[Data to use]:
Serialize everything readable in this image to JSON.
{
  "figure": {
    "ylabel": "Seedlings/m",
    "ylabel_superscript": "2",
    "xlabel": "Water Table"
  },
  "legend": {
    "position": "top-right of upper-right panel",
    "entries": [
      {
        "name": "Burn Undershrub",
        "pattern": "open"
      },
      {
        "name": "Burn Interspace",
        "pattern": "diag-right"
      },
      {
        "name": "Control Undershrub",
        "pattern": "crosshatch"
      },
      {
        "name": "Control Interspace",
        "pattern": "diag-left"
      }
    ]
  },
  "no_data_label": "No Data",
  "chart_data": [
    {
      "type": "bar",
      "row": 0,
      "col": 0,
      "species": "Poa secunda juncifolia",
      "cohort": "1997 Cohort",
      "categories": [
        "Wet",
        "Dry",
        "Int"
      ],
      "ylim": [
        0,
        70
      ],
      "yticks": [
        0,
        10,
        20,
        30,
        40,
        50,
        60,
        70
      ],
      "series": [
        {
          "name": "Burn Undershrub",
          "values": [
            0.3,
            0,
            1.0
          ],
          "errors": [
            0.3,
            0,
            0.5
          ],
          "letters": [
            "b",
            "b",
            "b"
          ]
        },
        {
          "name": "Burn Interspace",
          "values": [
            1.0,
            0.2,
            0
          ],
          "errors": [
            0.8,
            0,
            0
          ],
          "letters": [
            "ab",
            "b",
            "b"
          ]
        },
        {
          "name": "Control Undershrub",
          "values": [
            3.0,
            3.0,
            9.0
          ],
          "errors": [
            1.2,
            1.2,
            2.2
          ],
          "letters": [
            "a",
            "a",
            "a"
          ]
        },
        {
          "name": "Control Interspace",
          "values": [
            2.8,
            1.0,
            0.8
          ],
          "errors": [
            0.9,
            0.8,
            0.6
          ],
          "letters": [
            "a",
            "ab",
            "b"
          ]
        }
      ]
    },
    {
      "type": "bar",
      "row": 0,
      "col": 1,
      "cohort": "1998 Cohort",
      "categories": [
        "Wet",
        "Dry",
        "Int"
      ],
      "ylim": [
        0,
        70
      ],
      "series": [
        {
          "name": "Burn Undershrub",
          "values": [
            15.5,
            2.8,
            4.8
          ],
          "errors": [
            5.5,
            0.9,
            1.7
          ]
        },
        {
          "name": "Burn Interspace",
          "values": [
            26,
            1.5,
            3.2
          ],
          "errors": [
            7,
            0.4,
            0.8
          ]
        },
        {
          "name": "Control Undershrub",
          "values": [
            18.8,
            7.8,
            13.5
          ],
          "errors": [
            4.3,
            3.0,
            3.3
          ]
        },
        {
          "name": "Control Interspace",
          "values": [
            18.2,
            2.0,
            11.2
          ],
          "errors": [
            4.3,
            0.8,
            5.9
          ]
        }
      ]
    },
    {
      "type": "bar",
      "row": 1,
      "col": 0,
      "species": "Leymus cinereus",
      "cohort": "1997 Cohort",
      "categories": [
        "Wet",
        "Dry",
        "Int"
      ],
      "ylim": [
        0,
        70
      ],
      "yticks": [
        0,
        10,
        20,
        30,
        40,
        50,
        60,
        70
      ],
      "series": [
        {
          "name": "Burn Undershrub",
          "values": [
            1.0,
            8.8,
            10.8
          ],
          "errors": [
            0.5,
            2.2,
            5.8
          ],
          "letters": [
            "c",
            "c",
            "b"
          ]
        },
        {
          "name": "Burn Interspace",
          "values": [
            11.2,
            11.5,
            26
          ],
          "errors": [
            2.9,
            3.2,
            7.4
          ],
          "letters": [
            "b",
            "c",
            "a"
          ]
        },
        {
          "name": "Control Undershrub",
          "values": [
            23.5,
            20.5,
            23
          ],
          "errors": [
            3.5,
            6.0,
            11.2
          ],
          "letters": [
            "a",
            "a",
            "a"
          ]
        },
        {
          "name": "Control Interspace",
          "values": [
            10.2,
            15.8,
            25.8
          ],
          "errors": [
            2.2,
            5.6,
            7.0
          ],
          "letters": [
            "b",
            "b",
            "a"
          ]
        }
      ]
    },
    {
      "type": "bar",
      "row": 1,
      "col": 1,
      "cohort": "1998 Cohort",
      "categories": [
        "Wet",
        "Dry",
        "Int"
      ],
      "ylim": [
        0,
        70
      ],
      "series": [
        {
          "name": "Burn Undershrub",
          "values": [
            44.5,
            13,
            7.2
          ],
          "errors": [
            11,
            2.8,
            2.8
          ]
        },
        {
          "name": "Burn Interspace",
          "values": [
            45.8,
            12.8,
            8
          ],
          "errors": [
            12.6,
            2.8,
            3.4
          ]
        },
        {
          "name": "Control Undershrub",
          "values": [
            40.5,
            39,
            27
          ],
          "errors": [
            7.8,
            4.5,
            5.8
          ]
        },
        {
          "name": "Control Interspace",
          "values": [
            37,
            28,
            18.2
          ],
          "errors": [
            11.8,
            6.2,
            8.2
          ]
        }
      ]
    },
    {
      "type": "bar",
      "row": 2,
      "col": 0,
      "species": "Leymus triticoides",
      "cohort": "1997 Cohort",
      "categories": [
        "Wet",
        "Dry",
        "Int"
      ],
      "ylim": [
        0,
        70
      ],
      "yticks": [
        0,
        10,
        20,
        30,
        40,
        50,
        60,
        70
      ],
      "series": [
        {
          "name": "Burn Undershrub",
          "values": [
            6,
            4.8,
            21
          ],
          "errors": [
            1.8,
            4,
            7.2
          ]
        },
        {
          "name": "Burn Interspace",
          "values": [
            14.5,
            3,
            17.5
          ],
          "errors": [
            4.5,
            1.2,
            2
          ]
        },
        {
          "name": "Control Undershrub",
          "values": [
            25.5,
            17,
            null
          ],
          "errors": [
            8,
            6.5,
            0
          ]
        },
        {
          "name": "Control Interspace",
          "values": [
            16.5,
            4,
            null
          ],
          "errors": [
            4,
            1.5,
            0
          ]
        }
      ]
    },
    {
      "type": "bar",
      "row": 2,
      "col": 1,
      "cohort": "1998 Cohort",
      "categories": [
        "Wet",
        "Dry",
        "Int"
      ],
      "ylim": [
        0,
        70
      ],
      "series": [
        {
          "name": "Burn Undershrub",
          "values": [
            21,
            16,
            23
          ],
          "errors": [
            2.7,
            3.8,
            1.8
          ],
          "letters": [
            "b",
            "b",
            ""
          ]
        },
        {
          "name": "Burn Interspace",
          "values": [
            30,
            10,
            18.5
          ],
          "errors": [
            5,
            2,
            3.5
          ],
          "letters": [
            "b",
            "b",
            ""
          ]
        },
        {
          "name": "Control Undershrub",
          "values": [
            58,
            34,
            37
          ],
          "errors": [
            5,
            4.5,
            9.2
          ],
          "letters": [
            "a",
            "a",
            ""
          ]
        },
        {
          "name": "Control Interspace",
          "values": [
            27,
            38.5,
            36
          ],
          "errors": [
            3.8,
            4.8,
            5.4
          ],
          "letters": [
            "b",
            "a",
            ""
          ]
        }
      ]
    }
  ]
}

[Task description]: Go through the preceding material and copy each line that has the word "diag".

[The answer]:
        "pattern": "diag-right"
        "pattern": "diag-left"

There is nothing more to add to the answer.